#### SET EXERCISE:
Collect every line in the records below that contains the word "Valeurs".

#### DATA PROVIDED:
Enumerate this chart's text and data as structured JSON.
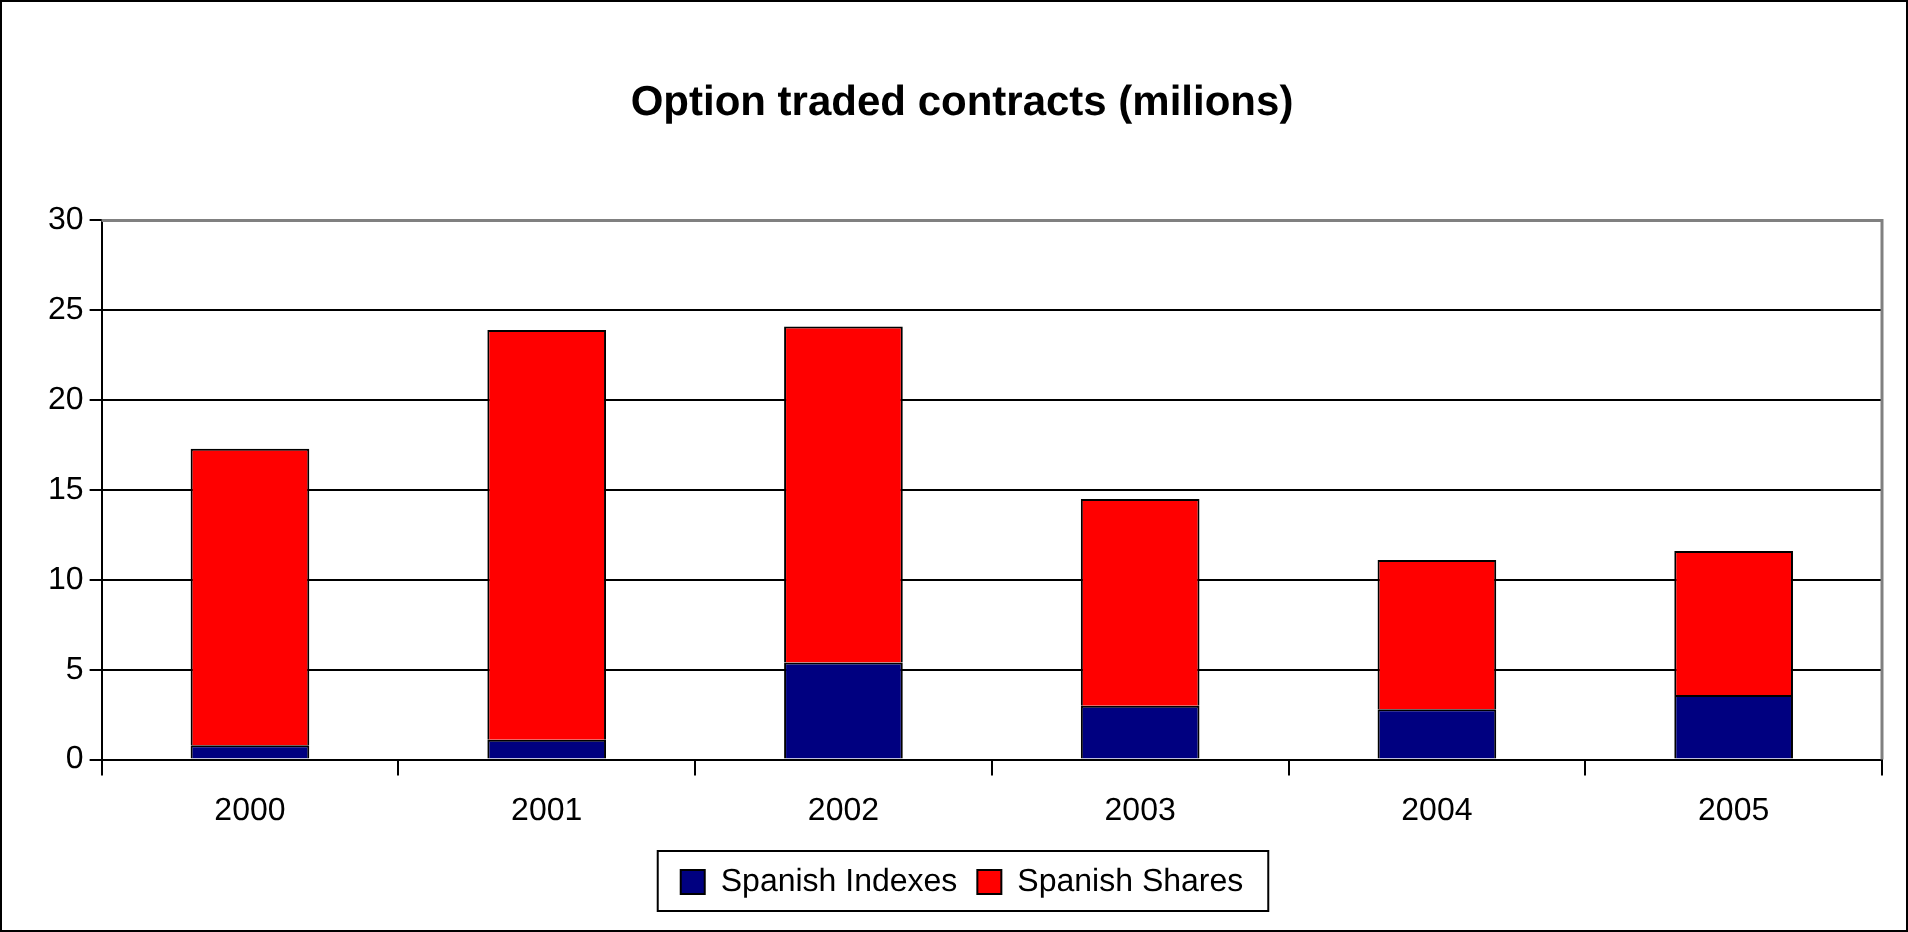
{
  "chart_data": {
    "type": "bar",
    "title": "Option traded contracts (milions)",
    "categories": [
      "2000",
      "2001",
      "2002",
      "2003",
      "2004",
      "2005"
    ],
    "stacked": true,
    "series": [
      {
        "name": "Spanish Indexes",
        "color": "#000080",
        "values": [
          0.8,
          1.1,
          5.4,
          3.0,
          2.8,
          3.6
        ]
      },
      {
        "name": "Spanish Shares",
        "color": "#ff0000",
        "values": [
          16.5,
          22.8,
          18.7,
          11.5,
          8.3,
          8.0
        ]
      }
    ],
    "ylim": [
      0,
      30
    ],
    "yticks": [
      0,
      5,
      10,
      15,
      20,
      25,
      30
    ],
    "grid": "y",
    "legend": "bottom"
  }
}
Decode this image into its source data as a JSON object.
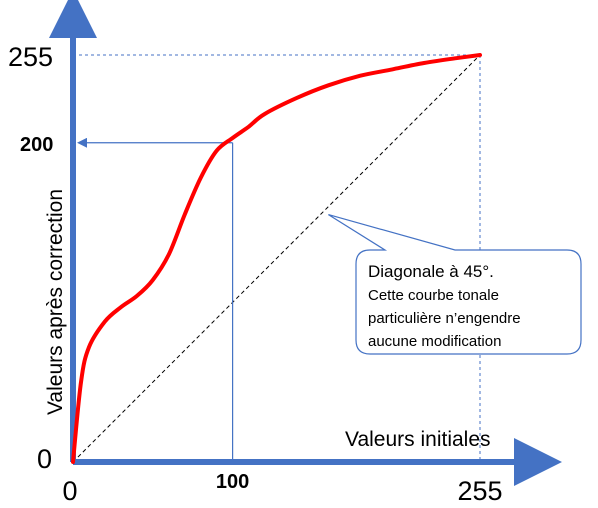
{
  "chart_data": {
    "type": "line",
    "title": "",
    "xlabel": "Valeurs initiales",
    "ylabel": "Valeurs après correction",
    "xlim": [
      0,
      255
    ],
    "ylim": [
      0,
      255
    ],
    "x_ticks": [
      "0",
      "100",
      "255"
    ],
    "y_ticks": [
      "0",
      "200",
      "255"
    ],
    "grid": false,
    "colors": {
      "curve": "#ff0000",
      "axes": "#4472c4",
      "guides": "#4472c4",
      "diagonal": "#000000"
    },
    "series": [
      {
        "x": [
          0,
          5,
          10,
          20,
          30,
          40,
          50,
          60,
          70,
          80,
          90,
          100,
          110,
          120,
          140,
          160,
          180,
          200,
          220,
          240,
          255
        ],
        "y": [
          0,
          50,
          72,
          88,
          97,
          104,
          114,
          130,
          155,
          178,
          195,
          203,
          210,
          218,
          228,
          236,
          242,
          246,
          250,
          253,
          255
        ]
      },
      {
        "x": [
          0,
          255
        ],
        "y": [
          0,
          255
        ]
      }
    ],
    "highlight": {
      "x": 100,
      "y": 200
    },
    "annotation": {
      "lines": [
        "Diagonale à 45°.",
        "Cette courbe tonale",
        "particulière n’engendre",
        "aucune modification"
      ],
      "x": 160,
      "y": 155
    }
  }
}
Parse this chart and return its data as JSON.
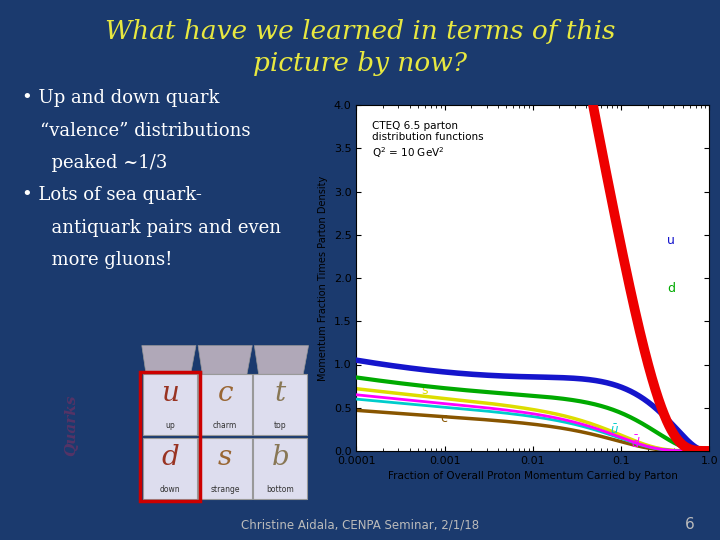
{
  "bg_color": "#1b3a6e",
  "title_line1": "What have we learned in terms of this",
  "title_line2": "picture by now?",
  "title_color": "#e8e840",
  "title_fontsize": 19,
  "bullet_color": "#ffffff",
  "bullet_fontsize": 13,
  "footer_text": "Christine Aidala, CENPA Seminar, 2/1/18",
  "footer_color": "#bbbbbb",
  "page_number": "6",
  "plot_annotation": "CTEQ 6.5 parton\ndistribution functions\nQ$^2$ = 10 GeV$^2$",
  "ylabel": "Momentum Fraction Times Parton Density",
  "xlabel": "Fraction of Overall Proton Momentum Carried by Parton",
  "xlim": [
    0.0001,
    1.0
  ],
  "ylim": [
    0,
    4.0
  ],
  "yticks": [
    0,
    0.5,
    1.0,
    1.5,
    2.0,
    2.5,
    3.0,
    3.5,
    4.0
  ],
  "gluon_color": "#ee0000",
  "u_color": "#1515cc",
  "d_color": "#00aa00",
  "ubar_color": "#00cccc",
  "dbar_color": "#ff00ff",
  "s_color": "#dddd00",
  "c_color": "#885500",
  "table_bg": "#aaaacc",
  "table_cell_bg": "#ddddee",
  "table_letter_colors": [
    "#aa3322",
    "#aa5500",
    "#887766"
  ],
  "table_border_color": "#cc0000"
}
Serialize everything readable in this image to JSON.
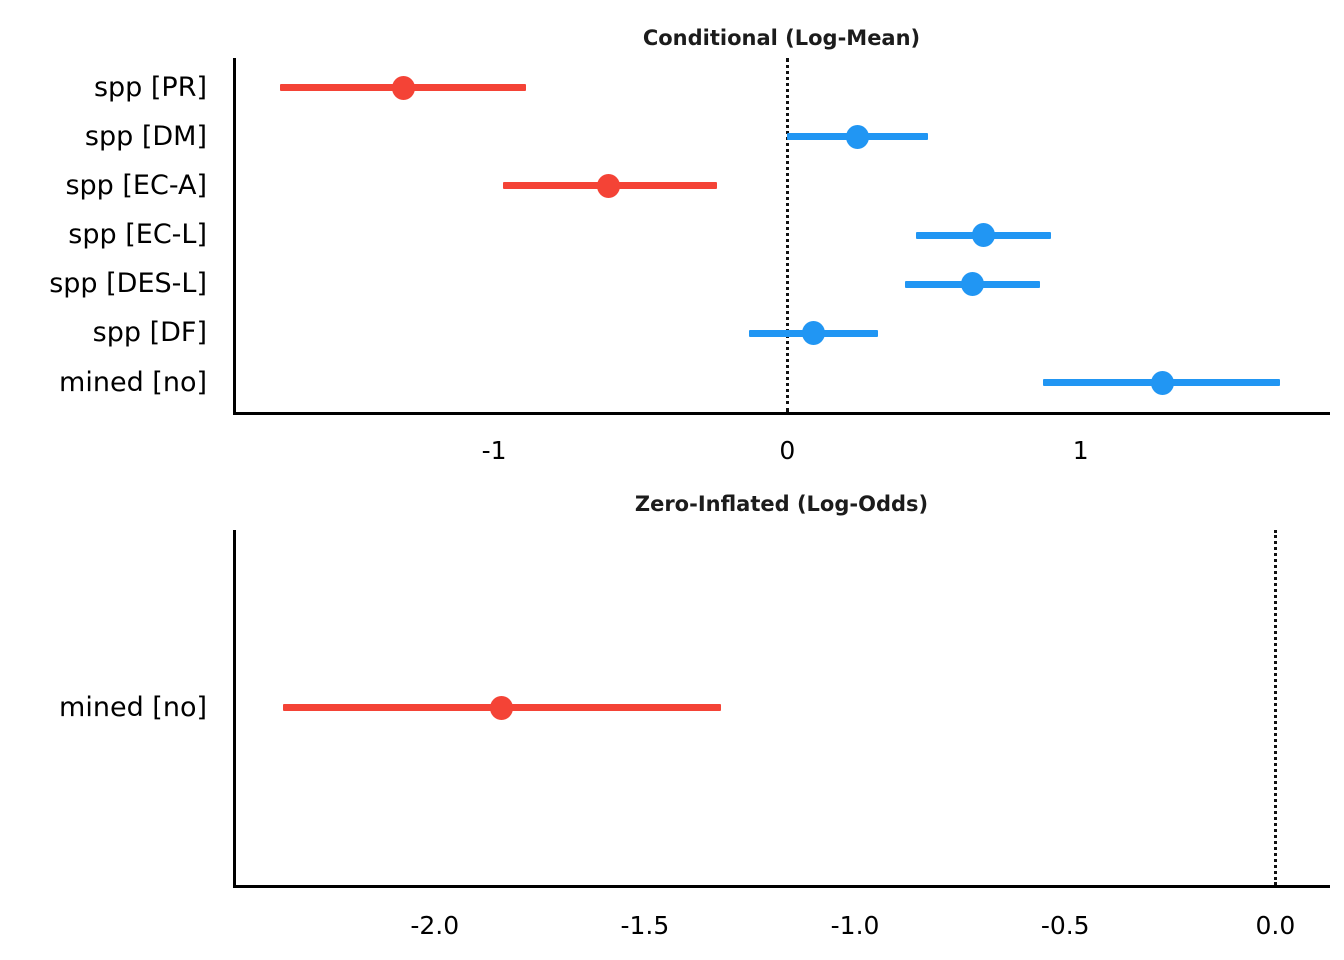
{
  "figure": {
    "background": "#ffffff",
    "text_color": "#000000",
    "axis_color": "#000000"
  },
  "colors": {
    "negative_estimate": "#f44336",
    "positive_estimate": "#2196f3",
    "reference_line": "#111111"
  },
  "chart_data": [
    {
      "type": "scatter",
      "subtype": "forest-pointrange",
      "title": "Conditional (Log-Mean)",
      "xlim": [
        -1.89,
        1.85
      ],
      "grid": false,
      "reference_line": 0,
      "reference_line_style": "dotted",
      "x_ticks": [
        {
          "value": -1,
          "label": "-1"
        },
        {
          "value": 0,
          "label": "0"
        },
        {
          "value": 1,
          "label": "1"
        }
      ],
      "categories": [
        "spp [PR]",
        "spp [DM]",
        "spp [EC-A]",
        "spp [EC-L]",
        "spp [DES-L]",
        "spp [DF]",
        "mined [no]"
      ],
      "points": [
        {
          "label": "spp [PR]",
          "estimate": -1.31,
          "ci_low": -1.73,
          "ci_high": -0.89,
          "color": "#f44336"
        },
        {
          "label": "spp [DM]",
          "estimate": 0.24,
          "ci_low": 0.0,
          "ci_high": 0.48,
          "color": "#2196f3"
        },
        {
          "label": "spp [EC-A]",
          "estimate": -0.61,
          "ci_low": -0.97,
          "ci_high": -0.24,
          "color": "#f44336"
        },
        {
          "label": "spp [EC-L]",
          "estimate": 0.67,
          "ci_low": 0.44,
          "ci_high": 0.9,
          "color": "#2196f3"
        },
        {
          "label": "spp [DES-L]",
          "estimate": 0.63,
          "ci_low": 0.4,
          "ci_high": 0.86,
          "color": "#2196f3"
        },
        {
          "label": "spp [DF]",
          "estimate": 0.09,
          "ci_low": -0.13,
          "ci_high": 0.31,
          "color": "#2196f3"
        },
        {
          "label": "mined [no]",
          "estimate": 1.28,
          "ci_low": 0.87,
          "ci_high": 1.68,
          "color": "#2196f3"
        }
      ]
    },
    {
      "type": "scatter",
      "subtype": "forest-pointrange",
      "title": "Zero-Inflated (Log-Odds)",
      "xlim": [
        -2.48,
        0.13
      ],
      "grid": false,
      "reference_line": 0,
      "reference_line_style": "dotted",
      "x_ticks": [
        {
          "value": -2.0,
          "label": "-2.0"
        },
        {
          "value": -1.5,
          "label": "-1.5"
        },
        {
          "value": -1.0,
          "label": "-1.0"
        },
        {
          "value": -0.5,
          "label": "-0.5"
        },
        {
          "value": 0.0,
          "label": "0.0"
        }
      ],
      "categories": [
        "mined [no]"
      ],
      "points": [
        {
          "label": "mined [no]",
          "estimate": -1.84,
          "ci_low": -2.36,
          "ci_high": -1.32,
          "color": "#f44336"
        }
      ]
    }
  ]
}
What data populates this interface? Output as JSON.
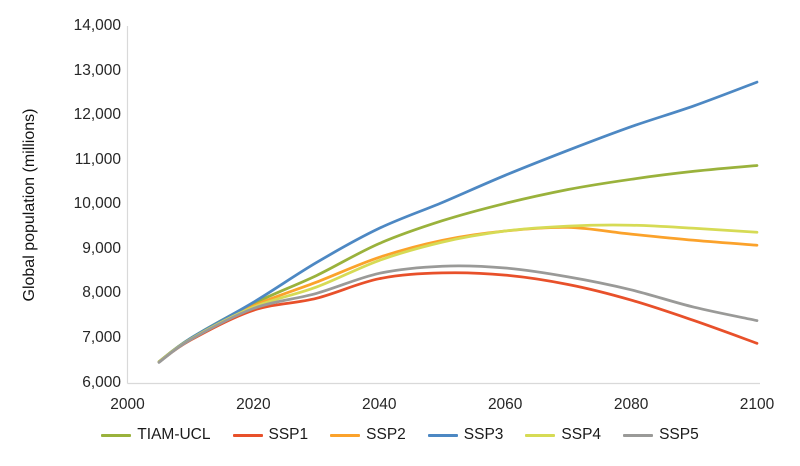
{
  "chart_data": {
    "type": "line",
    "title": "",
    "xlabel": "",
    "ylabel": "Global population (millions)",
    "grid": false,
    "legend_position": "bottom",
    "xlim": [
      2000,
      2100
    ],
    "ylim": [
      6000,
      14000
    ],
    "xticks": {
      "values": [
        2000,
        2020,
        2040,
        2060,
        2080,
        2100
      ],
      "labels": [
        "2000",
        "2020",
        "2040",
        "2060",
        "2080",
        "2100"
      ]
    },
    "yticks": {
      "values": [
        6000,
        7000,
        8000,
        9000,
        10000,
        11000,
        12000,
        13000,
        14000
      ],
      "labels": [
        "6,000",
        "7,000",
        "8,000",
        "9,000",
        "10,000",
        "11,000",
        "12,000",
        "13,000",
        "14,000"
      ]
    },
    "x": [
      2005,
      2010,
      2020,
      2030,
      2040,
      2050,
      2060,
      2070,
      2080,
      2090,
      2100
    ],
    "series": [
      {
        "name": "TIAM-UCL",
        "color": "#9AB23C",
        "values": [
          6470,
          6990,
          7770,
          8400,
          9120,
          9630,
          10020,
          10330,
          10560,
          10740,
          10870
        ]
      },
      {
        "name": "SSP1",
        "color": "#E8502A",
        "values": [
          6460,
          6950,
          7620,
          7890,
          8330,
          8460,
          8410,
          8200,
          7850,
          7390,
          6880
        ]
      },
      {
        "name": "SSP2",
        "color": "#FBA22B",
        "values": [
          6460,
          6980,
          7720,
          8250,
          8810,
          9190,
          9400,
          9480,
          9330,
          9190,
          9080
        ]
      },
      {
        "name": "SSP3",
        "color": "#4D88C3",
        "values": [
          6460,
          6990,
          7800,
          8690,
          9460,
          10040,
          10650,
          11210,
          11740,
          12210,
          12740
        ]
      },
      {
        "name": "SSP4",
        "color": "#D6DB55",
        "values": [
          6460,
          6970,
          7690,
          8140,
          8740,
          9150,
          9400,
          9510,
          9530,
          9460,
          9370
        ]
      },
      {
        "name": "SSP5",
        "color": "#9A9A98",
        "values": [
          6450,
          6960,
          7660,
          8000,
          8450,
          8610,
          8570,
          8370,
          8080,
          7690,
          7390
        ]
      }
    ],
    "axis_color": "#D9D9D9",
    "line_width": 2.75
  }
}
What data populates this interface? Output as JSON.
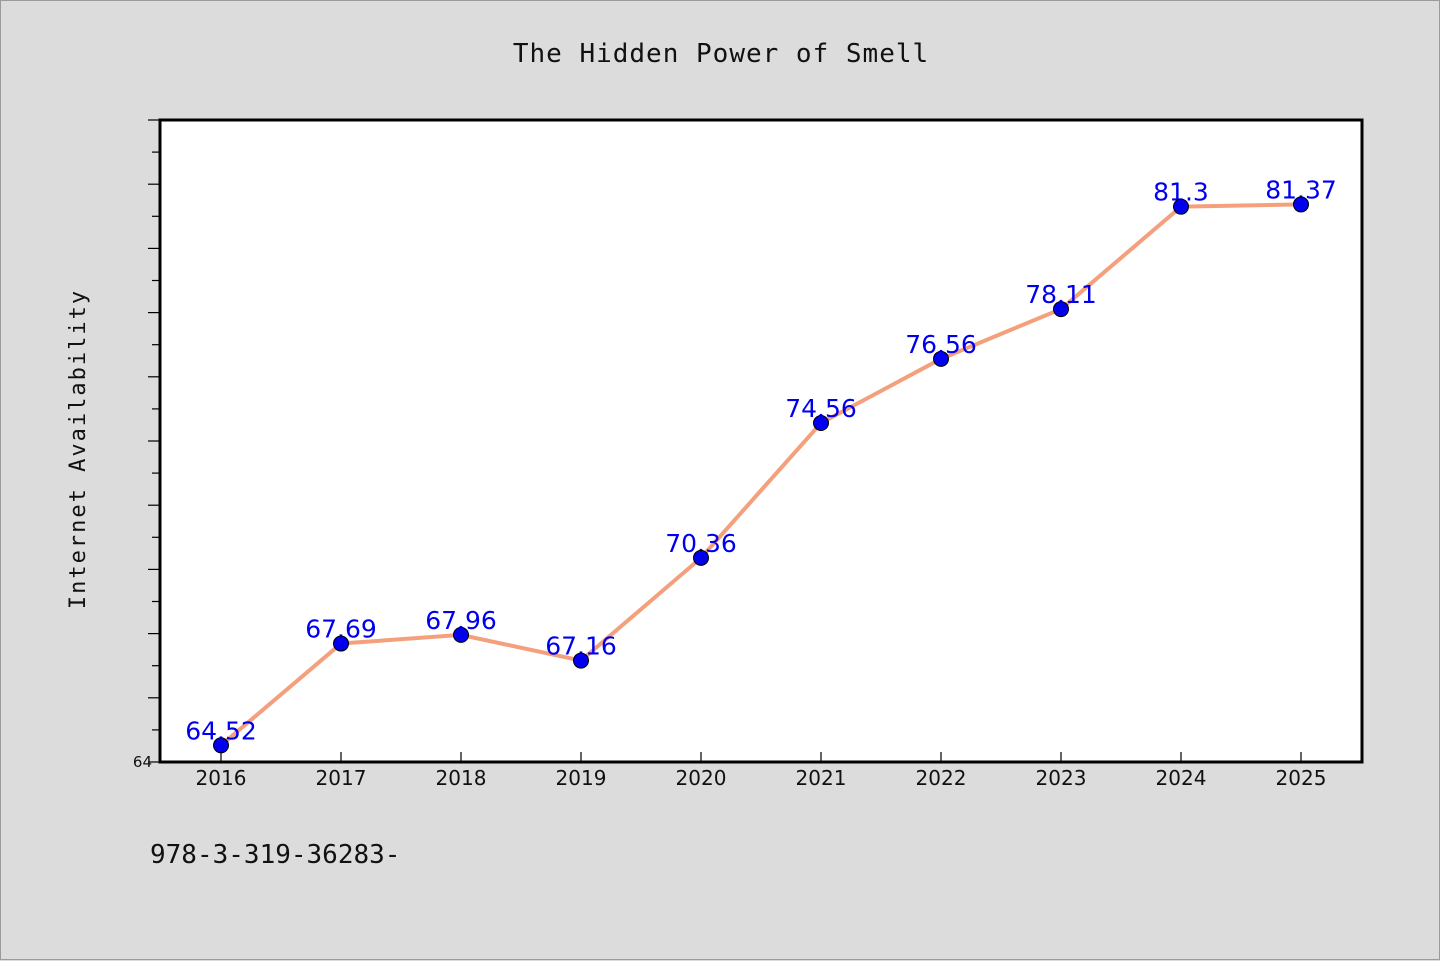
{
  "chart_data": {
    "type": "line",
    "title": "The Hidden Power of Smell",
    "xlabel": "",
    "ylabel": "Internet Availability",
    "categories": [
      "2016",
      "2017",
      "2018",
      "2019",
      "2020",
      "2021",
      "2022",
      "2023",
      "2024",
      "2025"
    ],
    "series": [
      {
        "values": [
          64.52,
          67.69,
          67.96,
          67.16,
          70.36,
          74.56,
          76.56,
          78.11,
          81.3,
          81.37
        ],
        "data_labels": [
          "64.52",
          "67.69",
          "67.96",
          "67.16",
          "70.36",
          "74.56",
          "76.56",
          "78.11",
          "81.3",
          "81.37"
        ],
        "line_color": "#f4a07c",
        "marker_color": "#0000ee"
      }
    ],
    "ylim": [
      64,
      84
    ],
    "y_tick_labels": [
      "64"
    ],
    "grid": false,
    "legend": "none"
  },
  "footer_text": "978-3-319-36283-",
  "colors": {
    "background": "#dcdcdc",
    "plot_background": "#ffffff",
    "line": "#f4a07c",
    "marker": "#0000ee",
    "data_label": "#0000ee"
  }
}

#### OUTPUT OF THE TASK:
    "xlabel": "Valeurs initiales",
    "ylabel": "Valeurs après correction",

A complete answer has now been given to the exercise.